=== Given problem ===
Check each line of the listing below for the string "text", and give only how many lines hold it.

[Start]

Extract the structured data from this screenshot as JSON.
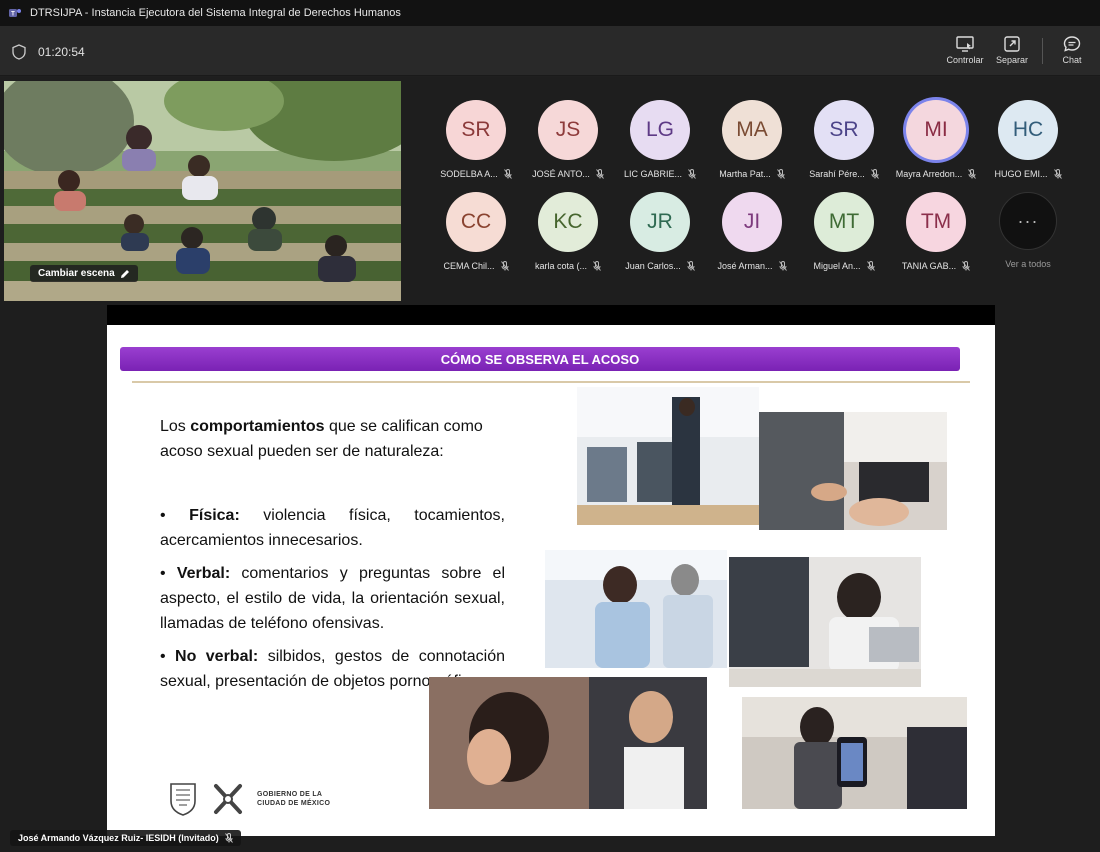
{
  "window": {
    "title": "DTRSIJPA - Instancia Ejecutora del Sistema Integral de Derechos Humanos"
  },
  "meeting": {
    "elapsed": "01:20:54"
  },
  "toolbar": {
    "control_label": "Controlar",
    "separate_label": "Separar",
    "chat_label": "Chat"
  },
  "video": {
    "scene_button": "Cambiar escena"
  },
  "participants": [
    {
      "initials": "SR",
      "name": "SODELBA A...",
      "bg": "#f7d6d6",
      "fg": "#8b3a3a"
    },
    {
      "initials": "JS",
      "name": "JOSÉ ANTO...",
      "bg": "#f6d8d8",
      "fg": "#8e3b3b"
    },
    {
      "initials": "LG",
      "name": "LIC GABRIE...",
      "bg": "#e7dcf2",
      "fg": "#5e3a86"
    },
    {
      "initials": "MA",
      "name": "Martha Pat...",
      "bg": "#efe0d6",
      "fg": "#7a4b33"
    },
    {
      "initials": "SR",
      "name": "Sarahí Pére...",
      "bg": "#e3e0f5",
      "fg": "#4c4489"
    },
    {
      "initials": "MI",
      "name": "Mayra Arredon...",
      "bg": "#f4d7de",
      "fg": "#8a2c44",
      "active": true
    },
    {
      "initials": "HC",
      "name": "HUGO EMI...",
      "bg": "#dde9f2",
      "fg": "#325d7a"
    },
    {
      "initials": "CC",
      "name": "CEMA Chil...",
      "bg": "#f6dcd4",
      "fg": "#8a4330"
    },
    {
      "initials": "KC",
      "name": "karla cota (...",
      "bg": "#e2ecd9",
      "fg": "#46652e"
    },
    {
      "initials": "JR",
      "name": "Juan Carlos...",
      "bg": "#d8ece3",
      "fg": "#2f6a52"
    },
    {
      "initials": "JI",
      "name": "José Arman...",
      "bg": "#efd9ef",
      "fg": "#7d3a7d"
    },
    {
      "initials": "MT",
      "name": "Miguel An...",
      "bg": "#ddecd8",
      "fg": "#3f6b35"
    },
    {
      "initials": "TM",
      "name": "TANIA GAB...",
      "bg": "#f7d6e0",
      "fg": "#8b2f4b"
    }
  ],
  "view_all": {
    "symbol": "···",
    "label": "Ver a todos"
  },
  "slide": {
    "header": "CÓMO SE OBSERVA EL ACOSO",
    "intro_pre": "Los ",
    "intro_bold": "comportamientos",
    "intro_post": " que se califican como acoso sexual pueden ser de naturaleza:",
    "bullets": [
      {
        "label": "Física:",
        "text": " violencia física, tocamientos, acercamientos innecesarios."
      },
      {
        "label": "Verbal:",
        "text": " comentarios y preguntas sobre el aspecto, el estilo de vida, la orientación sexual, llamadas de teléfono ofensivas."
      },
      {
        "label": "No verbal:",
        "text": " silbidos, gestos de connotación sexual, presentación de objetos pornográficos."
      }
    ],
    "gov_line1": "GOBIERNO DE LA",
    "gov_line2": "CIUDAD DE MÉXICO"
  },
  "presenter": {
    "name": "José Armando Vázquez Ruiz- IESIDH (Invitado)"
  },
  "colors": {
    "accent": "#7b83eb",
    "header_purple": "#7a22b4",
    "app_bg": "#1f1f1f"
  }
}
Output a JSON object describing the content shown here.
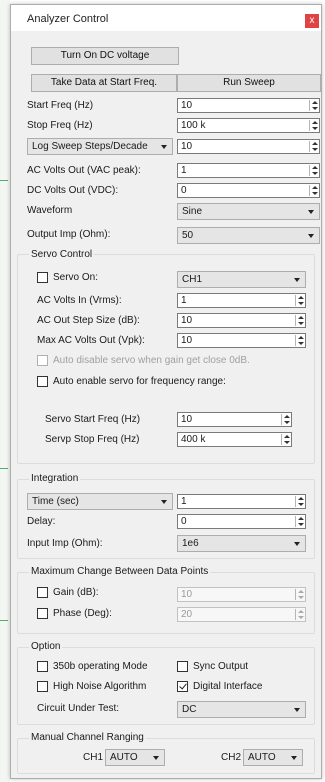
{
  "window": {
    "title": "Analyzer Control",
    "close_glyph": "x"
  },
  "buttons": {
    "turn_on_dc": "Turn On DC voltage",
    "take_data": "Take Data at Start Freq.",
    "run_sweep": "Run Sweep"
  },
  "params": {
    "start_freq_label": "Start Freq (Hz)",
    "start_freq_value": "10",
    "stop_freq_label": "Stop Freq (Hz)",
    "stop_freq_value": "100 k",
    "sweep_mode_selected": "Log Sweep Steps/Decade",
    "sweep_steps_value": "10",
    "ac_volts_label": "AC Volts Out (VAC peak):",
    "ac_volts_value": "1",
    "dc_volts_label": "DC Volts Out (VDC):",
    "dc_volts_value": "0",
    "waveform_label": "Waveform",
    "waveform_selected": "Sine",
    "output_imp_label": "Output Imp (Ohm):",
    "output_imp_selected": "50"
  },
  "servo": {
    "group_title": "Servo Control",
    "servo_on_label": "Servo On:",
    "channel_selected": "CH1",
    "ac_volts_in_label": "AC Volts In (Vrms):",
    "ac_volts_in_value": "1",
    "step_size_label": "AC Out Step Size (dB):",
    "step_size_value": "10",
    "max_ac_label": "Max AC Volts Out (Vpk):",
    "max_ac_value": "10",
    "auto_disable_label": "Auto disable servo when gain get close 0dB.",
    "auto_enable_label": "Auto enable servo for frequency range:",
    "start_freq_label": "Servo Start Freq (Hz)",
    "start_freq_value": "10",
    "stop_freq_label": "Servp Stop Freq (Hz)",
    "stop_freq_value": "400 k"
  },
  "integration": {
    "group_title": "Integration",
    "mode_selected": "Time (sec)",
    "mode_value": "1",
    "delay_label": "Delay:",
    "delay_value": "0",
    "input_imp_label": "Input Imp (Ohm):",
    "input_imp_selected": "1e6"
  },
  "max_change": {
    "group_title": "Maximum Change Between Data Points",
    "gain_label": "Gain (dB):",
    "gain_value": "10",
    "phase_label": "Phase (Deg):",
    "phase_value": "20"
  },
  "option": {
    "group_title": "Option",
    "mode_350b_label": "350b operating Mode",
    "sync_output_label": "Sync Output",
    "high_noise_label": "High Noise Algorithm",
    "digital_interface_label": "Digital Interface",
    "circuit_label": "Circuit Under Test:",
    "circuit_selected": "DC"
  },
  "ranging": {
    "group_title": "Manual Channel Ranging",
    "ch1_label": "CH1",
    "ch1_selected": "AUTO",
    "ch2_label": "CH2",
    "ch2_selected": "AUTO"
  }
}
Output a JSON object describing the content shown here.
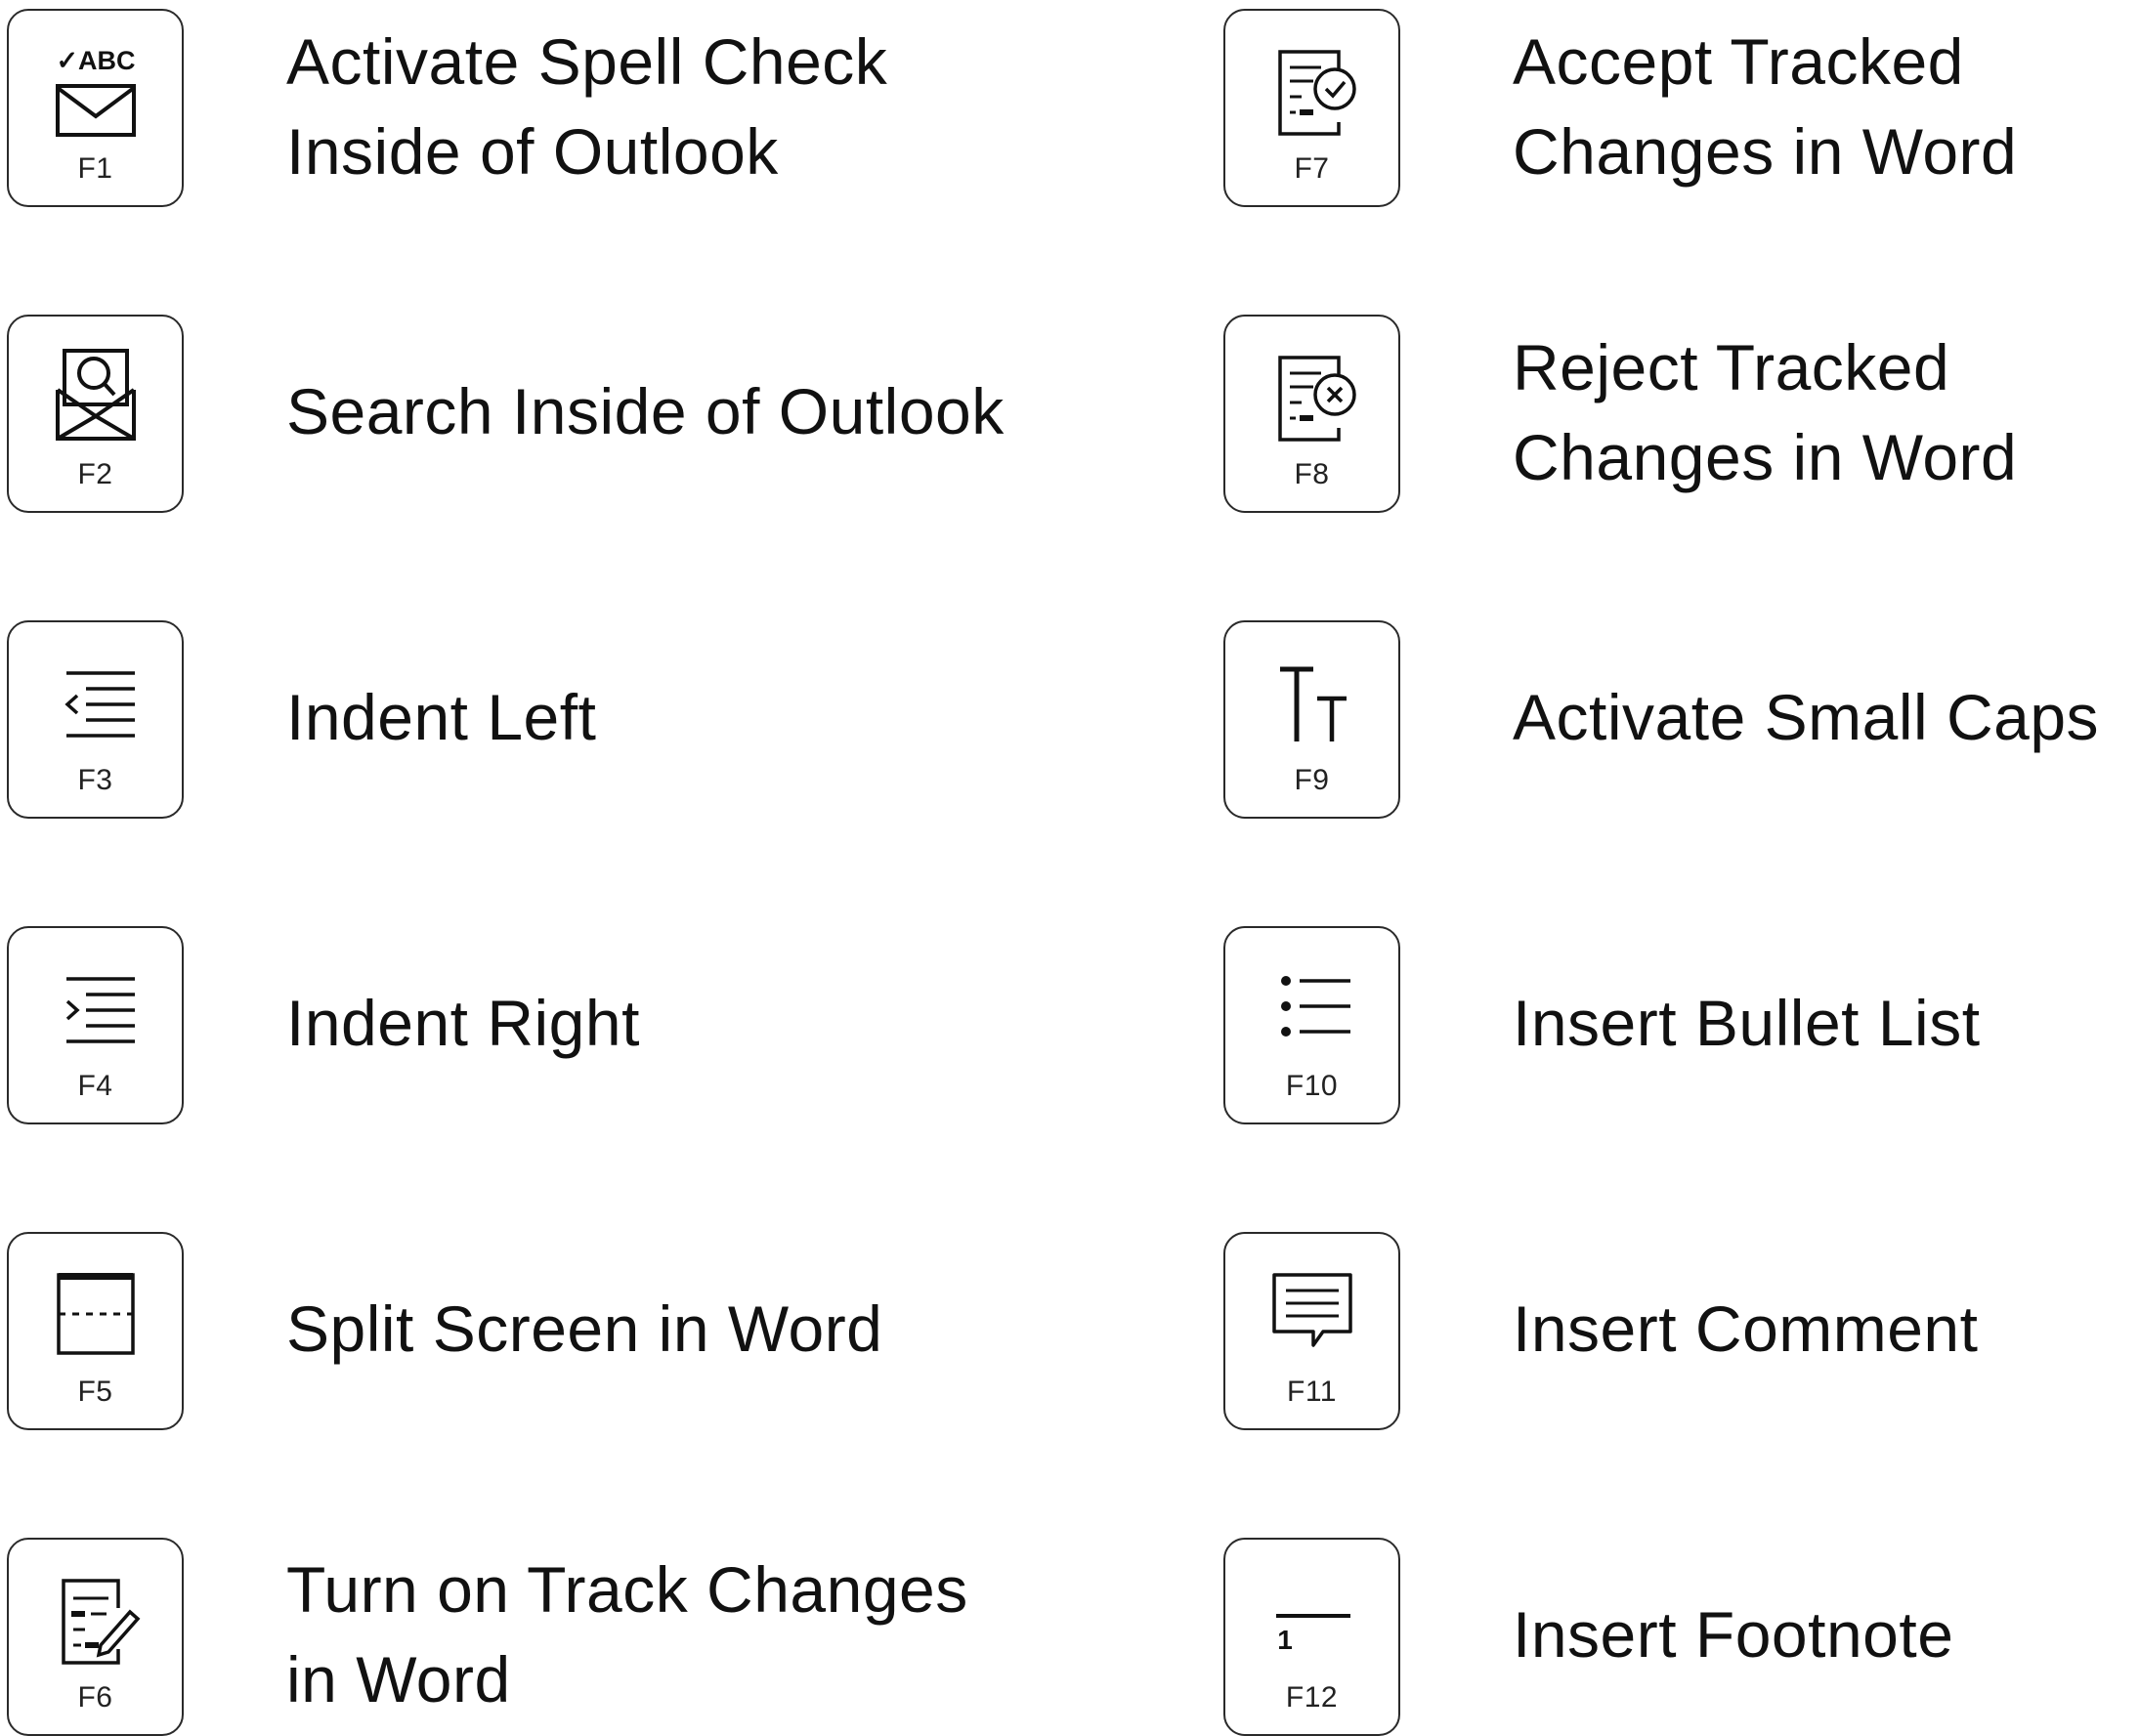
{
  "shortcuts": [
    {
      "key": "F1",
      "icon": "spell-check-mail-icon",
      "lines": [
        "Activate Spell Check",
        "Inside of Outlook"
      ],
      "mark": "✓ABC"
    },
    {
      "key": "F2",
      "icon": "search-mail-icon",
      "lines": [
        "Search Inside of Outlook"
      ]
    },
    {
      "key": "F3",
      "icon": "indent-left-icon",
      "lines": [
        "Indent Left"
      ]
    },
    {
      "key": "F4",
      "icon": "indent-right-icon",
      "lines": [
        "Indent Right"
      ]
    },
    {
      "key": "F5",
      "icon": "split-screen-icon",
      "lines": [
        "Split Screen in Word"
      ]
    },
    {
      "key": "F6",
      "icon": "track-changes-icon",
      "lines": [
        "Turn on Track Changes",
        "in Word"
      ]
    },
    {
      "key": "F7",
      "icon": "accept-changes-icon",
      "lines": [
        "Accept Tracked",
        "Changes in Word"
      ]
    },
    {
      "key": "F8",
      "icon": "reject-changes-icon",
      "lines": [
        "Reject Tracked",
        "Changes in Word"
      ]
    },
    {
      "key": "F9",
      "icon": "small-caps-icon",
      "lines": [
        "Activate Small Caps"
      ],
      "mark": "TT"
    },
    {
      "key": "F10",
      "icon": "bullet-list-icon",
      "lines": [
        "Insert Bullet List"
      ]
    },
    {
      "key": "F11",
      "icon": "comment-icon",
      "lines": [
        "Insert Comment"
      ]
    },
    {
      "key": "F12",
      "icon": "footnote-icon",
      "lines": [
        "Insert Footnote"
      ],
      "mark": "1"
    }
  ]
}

[End]

=== Response to this task ===
3